[Records from a data source]
____________

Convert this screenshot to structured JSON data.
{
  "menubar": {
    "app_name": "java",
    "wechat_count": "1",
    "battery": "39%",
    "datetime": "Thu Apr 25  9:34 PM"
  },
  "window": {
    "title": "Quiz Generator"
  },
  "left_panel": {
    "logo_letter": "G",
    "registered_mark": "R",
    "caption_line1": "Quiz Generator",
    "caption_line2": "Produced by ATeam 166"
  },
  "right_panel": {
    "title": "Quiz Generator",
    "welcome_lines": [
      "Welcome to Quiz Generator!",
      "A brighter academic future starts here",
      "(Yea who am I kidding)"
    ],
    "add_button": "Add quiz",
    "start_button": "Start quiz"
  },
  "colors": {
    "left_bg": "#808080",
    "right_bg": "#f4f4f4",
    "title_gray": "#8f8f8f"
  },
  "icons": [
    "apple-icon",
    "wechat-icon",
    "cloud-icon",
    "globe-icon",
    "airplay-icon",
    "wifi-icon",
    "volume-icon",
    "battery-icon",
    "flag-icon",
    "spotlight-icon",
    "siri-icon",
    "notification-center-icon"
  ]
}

____________

_Goal_
Set down every line of the listing above again, exactly as given.

_Response to this task_
Convert this screenshot to structured JSON data.
{
  "menubar": {
    "app_name": "java",
    "wechat_count": "1",
    "battery": "39%",
    "datetime": "Thu Apr 25  9:34 PM"
  },
  "window": {
    "title": "Quiz Generator"
  },
  "left_panel": {
    "logo_letter": "G",
    "registered_mark": "R",
    "caption_line1": "Quiz Generator",
    "caption_line2": "Produced by ATeam 166"
  },
  "right_panel": {
    "title": "Quiz Generator",
    "welcome_lines": [
      "Welcome to Quiz Generator!",
      "A brighter academic future starts here",
      "(Yea who am I kidding)"
    ],
    "add_button": "Add quiz",
    "start_button": "Start quiz"
  },
  "colors": {
    "left_bg": "#808080",
    "right_bg": "#f4f4f4",
    "title_gray": "#8f8f8f"
  },
  "icons": [
    "apple-icon",
    "wechat-icon",
    "cloud-icon",
    "globe-icon",
    "airplay-icon",
    "wifi-icon",
    "volume-icon",
    "battery-icon",
    "flag-icon",
    "spotlight-icon",
    "siri-icon",
    "notification-center-icon"
  ]
}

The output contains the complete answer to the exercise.